-- start of Given data --

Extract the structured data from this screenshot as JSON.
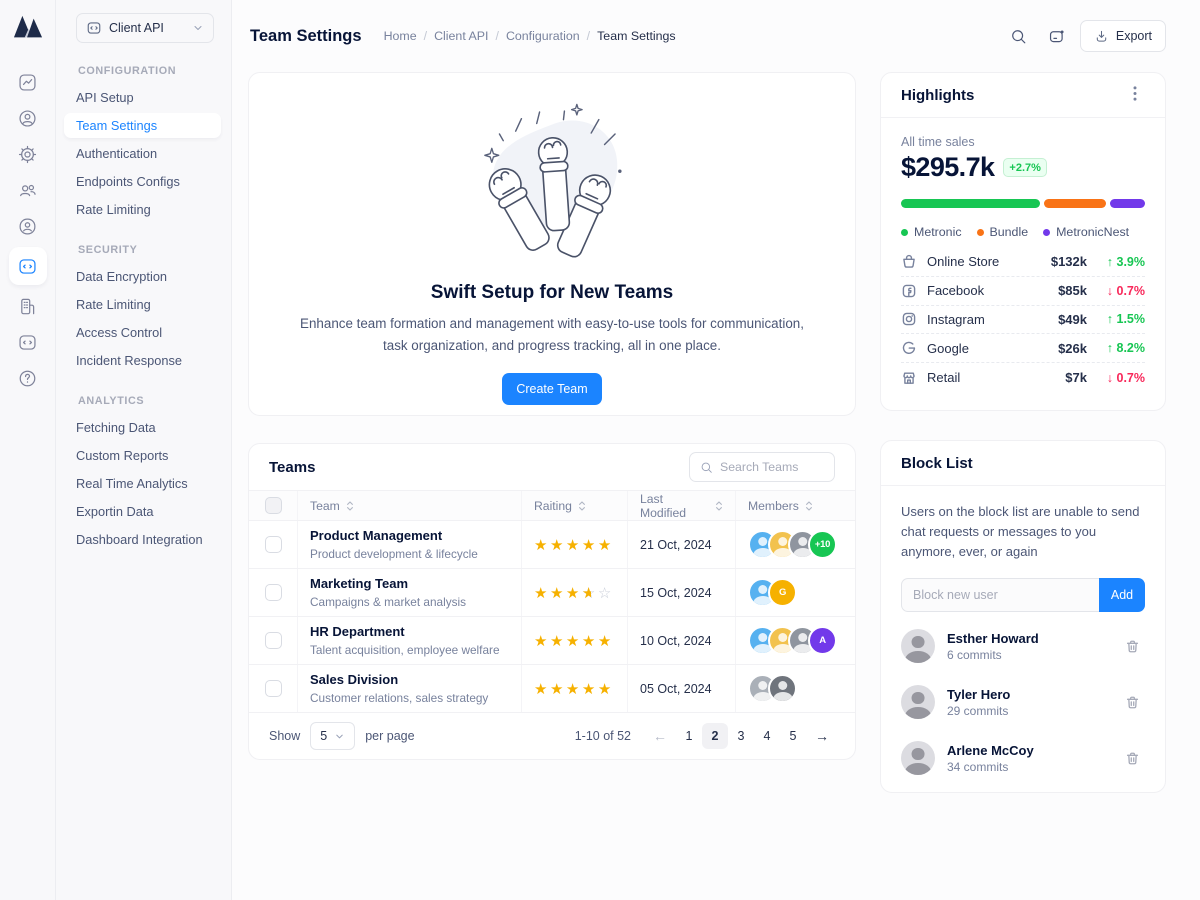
{
  "workspace": {
    "label": "Client API",
    "icon": "code-window-icon"
  },
  "icon_rail": {
    "active_index": 5,
    "items": [
      {
        "name": "analytics-icon"
      },
      {
        "name": "profile-icon"
      },
      {
        "name": "settings-gear-icon"
      },
      {
        "name": "users-icon"
      },
      {
        "name": "user-badge-icon"
      },
      {
        "name": "code-window-icon"
      },
      {
        "name": "company-icon"
      },
      {
        "name": "api-window-icon"
      },
      {
        "name": "help-icon"
      }
    ]
  },
  "sidebar": {
    "sections": [
      {
        "title": "CONFIGURATION",
        "items": [
          {
            "label": "API Setup",
            "active": false
          },
          {
            "label": "Team Settings",
            "active": true
          },
          {
            "label": "Authentication",
            "active": false
          },
          {
            "label": "Endpoints Configs",
            "active": false
          },
          {
            "label": "Rate Limiting",
            "active": false
          }
        ]
      },
      {
        "title": "SECURITY",
        "items": [
          {
            "label": "Data Encryption",
            "active": false
          },
          {
            "label": "Rate Limiting",
            "active": false
          },
          {
            "label": "Access Control",
            "active": false
          },
          {
            "label": "Incident Response",
            "active": false
          }
        ]
      },
      {
        "title": "ANALYTICS",
        "items": [
          {
            "label": "Fetching Data",
            "active": false
          },
          {
            "label": "Custom Reports",
            "active": false
          },
          {
            "label": "Real Time Analytics",
            "active": false
          },
          {
            "label": "Exportin Data",
            "active": false
          },
          {
            "label": "Dashboard Integration",
            "active": false
          }
        ]
      }
    ]
  },
  "header": {
    "title": "Team Settings",
    "breadcrumb": [
      "Home",
      "Client API",
      "Configuration",
      "Team Settings"
    ],
    "actions": [
      {
        "icon": "search-icon"
      },
      {
        "icon": "chat-icon"
      }
    ],
    "export_label": "Export",
    "export_icon": "download-icon"
  },
  "hero": {
    "title": "Swift Setup for New Teams",
    "description": "Enhance team formation and management with easy-to-use tools for communication, task organization, and progress tracking, all in one place.",
    "cta_label": "Create Team",
    "illustration": "raised-fists-illustration"
  },
  "highlights": {
    "title": "Highlights",
    "sales_label": "All time sales",
    "total": "$295.7k",
    "delta": "+2.7%",
    "segments": [
      {
        "name": "Metronic",
        "color": "#17c653",
        "percent": 59
      },
      {
        "name": "Bundle",
        "color": "#f97316",
        "percent": 26
      },
      {
        "name": "MetronicNest",
        "color": "#7239ea",
        "percent": 15
      }
    ],
    "trend_up_color": "#17c653",
    "trend_down_color": "#f8285a",
    "channels": [
      {
        "icon": "online-store-icon",
        "name": "Online Store",
        "value": "$132k",
        "trend": "3.9%",
        "direction": "up"
      },
      {
        "icon": "facebook-icon",
        "name": "Facebook",
        "value": "$85k",
        "trend": "0.7%",
        "direction": "down"
      },
      {
        "icon": "instagram-icon",
        "name": "Instagram",
        "value": "$49k",
        "trend": "1.5%",
        "direction": "up"
      },
      {
        "icon": "google-icon",
        "name": "Google",
        "value": "$26k",
        "trend": "8.2%",
        "direction": "up"
      },
      {
        "icon": "retail-icon",
        "name": "Retail",
        "value": "$7k",
        "trend": "0.7%",
        "direction": "down"
      }
    ]
  },
  "teams": {
    "title": "Teams",
    "search_placeholder": "Search Teams",
    "columns": [
      "Team",
      "Raiting",
      "Last Modified",
      "Members"
    ],
    "rows": [
      {
        "name": "Product Management",
        "description": "Product development & lifecycle",
        "rating": 5,
        "last_modified": "21 Oct, 2024",
        "members": {
          "avatars": [
            "#56b1f0",
            "#f2c24e",
            "#8f959f"
          ],
          "badge": {
            "text": "+10",
            "color": "#17c653"
          }
        }
      },
      {
        "name": "Marketing Team",
        "description": "Campaigns & market analysis",
        "rating": 3.5,
        "last_modified": "15 Oct, 2024",
        "members": {
          "avatars": [
            "#56b1f0"
          ],
          "badge": {
            "text": "G",
            "color": "#f6b100"
          }
        }
      },
      {
        "name": "HR Department",
        "description": "Talent acquisition, employee welfare",
        "rating": 5,
        "last_modified": "10 Oct, 2024",
        "members": {
          "avatars": [
            "#56b1f0",
            "#f2c24e",
            "#8f959f"
          ],
          "badge": {
            "text": "A",
            "color": "#7239ea"
          }
        }
      },
      {
        "name": "Sales Division",
        "description": "Customer relations, sales strategy",
        "rating": 5,
        "last_modified": "05 Oct, 2024",
        "members": {
          "avatars": [
            "#aab0b8",
            "#6f747c"
          ],
          "badge": null
        }
      }
    ],
    "footer": {
      "show_label": "Show",
      "per_page": "5",
      "per_page_suffix": "per page",
      "range": "1-10 of 52",
      "pages": [
        "1",
        "2",
        "3",
        "4",
        "5"
      ],
      "active_page": "2",
      "prev_icon": "arrow-left-icon",
      "next_icon": "arrow-right-icon"
    }
  },
  "block_list": {
    "title": "Block List",
    "description": "Users on the block list are unable to send chat requests or messages to you anymore, ever, or again",
    "input_placeholder": "Block new user",
    "add_label": "Add",
    "users": [
      {
        "name": "Esther Howard",
        "commits": "6 commits"
      },
      {
        "name": "Tyler Hero",
        "commits": "29 commits"
      },
      {
        "name": "Arlene McCoy",
        "commits": "34 commits"
      }
    ]
  }
}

-- end of Given data --

_Problem statement_
Reproduce all the records verbatim, excluding images.

_Reply to the task_
Extract the structured data from this screenshot as JSON.
{
  "workspace": {
    "label": "Client API",
    "icon": "code-window-icon"
  },
  "icon_rail": {
    "active_index": 5,
    "items": [
      {
        "name": "analytics-icon"
      },
      {
        "name": "profile-icon"
      },
      {
        "name": "settings-gear-icon"
      },
      {
        "name": "users-icon"
      },
      {
        "name": "user-badge-icon"
      },
      {
        "name": "code-window-icon"
      },
      {
        "name": "company-icon"
      },
      {
        "name": "api-window-icon"
      },
      {
        "name": "help-icon"
      }
    ]
  },
  "sidebar": {
    "sections": [
      {
        "title": "CONFIGURATION",
        "items": [
          {
            "label": "API Setup",
            "active": false
          },
          {
            "label": "Team Settings",
            "active": true
          },
          {
            "label": "Authentication",
            "active": false
          },
          {
            "label": "Endpoints Configs",
            "active": false
          },
          {
            "label": "Rate Limiting",
            "active": false
          }
        ]
      },
      {
        "title": "SECURITY",
        "items": [
          {
            "label": "Data Encryption",
            "active": false
          },
          {
            "label": "Rate Limiting",
            "active": false
          },
          {
            "label": "Access Control",
            "active": false
          },
          {
            "label": "Incident Response",
            "active": false
          }
        ]
      },
      {
        "title": "ANALYTICS",
        "items": [
          {
            "label": "Fetching Data",
            "active": false
          },
          {
            "label": "Custom Reports",
            "active": false
          },
          {
            "label": "Real Time Analytics",
            "active": false
          },
          {
            "label": "Exportin Data",
            "active": false
          },
          {
            "label": "Dashboard Integration",
            "active": false
          }
        ]
      }
    ]
  },
  "header": {
    "title": "Team Settings",
    "breadcrumb": [
      "Home",
      "Client API",
      "Configuration",
      "Team Settings"
    ],
    "actions": [
      {
        "icon": "search-icon"
      },
      {
        "icon": "chat-icon"
      }
    ],
    "export_label": "Export",
    "export_icon": "download-icon"
  },
  "hero": {
    "title": "Swift Setup for New Teams",
    "description": "Enhance team formation and management with easy-to-use tools for communication, task organization, and progress tracking, all in one place.",
    "cta_label": "Create Team",
    "illustration": "raised-fists-illustration"
  },
  "highlights": {
    "title": "Highlights",
    "sales_label": "All time sales",
    "total": "$295.7k",
    "delta": "+2.7%",
    "segments": [
      {
        "name": "Metronic",
        "color": "#17c653",
        "percent": 59
      },
      {
        "name": "Bundle",
        "color": "#f97316",
        "percent": 26
      },
      {
        "name": "MetronicNest",
        "color": "#7239ea",
        "percent": 15
      }
    ],
    "trend_up_color": "#17c653",
    "trend_down_color": "#f8285a",
    "channels": [
      {
        "icon": "online-store-icon",
        "name": "Online Store",
        "value": "$132k",
        "trend": "3.9%",
        "direction": "up"
      },
      {
        "icon": "facebook-icon",
        "name": "Facebook",
        "value": "$85k",
        "trend": "0.7%",
        "direction": "down"
      },
      {
        "icon": "instagram-icon",
        "name": "Instagram",
        "value": "$49k",
        "trend": "1.5%",
        "direction": "up"
      },
      {
        "icon": "google-icon",
        "name": "Google",
        "value": "$26k",
        "trend": "8.2%",
        "direction": "up"
      },
      {
        "icon": "retail-icon",
        "name": "Retail",
        "value": "$7k",
        "trend": "0.7%",
        "direction": "down"
      }
    ]
  },
  "teams": {
    "title": "Teams",
    "search_placeholder": "Search Teams",
    "columns": [
      "Team",
      "Raiting",
      "Last Modified",
      "Members"
    ],
    "rows": [
      {
        "name": "Product Management",
        "description": "Product development & lifecycle",
        "rating": 5,
        "last_modified": "21 Oct, 2024",
        "members": {
          "avatars": [
            "#56b1f0",
            "#f2c24e",
            "#8f959f"
          ],
          "badge": {
            "text": "+10",
            "color": "#17c653"
          }
        }
      },
      {
        "name": "Marketing Team",
        "description": "Campaigns & market analysis",
        "rating": 3.5,
        "last_modified": "15 Oct, 2024",
        "members": {
          "avatars": [
            "#56b1f0"
          ],
          "badge": {
            "text": "G",
            "color": "#f6b100"
          }
        }
      },
      {
        "name": "HR Department",
        "description": "Talent acquisition, employee welfare",
        "rating": 5,
        "last_modified": "10 Oct, 2024",
        "members": {
          "avatars": [
            "#56b1f0",
            "#f2c24e",
            "#8f959f"
          ],
          "badge": {
            "text": "A",
            "color": "#7239ea"
          }
        }
      },
      {
        "name": "Sales Division",
        "description": "Customer relations, sales strategy",
        "rating": 5,
        "last_modified": "05 Oct, 2024",
        "members": {
          "avatars": [
            "#aab0b8",
            "#6f747c"
          ],
          "badge": null
        }
      }
    ],
    "footer": {
      "show_label": "Show",
      "per_page": "5",
      "per_page_suffix": "per page",
      "range": "1-10 of 52",
      "pages": [
        "1",
        "2",
        "3",
        "4",
        "5"
      ],
      "active_page": "2",
      "prev_icon": "arrow-left-icon",
      "next_icon": "arrow-right-icon"
    }
  },
  "block_list": {
    "title": "Block List",
    "description": "Users on the block list are unable to send chat requests or messages to you anymore, ever, or again",
    "input_placeholder": "Block new user",
    "add_label": "Add",
    "users": [
      {
        "name": "Esther Howard",
        "commits": "6 commits"
      },
      {
        "name": "Tyler Hero",
        "commits": "29 commits"
      },
      {
        "name": "Arlene McCoy",
        "commits": "34 commits"
      }
    ]
  }
}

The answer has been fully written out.